## PROBLEM STATEMENT:
Copy word for word the part of the bond market report below that runs from "The state will be" up to and including "retail order period.".

## PAGE:
W.Va. negotiated deal prices as state upsizes competitive offerings

BB-052218-municlose

The municipal bond market saw more deals hit the screens, as West Virginia sold a negotiated deal on Tuesday and prepared to offer two competitive sales on Wednesday.

A New York trader said the secondary market continued to be lifeless in the backdrop of a thriving new-issue market. “The secondary market is extremely quiet, flat, and uneventful,” the trader said on Tuesday an hour before the market closed.

Primary market
On Tuesday, Bank of America Merrill Lynch priced West Virginia’s $167 million of Series 2018A general obligation state road bonds. The deal was restructured from the originally expected $312 million. On Wednesday, the state will competitively sell two deals, increasing the total offering to $632.4 million. The sale was originally one deal amounting to $488.21 million.

The state will be selling $302.055 million of Series 2018B Bidding Group 2 GO state road bonds and $330.345 million of Series 2018B Bidding Group 1 GO state road bonds.

The deals are rated Aa2 by Moody’s, AA-minus by S&P and AA by Fitch.

"The restructuring was done because we think it will save the state money," said Ann Urling, Deputy Chief of Staff to Gov. Jim Justice. "We believe it will result in a lower cost to the state."

Also on Tuesday, BAML priced and repriced the Regents of the University of California’s $962.36 million of Series 2018AZ general revenue bonds after holding a one-day retail order period.

## SUPPLIED DATA:
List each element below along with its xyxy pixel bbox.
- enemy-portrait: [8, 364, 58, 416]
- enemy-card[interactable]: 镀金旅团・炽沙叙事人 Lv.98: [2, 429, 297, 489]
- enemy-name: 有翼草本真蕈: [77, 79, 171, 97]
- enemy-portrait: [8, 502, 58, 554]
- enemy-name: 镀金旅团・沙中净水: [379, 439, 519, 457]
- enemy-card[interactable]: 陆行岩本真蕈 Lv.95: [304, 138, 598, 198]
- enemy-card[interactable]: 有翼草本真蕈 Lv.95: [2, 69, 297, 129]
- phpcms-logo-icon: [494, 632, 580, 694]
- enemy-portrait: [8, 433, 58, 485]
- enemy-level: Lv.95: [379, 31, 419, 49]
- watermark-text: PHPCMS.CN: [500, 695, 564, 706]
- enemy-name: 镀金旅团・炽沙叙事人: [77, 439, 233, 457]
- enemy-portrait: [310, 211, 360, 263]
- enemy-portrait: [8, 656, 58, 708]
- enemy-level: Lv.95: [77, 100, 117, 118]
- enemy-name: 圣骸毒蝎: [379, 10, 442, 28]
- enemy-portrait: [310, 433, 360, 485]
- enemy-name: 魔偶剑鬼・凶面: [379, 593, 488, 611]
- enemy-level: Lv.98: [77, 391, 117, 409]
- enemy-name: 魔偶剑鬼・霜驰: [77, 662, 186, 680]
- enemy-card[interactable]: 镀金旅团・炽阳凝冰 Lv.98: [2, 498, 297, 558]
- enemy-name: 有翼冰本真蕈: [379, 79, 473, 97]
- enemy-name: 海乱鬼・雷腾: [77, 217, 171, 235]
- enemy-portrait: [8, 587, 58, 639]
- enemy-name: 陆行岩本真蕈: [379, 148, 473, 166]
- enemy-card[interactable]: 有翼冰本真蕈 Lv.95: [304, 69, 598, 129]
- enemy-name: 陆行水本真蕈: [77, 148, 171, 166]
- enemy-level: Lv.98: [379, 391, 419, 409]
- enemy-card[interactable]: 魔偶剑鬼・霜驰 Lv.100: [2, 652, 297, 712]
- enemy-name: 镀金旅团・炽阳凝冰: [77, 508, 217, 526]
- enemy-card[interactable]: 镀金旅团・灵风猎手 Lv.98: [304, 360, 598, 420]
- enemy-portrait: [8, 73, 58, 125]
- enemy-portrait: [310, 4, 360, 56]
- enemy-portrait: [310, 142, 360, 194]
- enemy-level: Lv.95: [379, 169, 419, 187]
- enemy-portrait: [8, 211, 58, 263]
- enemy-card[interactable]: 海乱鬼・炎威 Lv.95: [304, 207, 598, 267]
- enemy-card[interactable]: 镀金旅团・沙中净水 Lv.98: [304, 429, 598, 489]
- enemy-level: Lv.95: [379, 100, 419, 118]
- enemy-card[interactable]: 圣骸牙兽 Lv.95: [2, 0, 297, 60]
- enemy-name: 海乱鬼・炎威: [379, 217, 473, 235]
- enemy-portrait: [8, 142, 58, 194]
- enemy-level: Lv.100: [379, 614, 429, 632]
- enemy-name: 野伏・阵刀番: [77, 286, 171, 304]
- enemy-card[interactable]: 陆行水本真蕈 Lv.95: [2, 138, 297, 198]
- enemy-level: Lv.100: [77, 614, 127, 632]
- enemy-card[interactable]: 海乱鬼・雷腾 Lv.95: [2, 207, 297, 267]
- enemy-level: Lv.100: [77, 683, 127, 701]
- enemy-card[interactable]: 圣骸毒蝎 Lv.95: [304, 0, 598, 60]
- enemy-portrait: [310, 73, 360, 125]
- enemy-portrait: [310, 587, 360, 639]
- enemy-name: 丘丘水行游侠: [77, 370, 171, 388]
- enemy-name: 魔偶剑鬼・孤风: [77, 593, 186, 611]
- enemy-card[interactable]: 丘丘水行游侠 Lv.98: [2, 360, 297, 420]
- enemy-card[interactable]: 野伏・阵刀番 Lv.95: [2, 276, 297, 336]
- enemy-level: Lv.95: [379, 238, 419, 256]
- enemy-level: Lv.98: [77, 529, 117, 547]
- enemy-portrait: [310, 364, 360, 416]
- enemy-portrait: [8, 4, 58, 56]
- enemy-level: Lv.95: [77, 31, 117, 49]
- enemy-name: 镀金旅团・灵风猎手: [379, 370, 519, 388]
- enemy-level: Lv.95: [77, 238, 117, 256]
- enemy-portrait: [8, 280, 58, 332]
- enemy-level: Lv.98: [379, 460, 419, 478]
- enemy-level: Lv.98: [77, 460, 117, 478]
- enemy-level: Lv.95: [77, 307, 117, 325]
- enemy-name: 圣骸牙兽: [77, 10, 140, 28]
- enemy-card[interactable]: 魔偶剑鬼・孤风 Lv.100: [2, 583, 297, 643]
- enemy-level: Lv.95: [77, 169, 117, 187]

## WRITTEN RESPONSE:
The state will be selling $302.055 million of Series 2018B Bidding Group 2 GO state road bonds and $330.345 million of Series 2018B Bidding Group 1 GO state road bonds.

The deals are rated Aa2 by Moody’s, AA-minus by S&P and AA by Fitch.

"The restructuring was done because we think it will save the state money," said Ann Urling, Deputy Chief of Staff to Gov. Jim Justice. "We believe it will result in a lower cost to the state."

Also on Tuesday, BAML priced and repriced the Regents of the University of California’s $962.36 million of Series 2018AZ general revenue bonds after holding a one-day retail order period.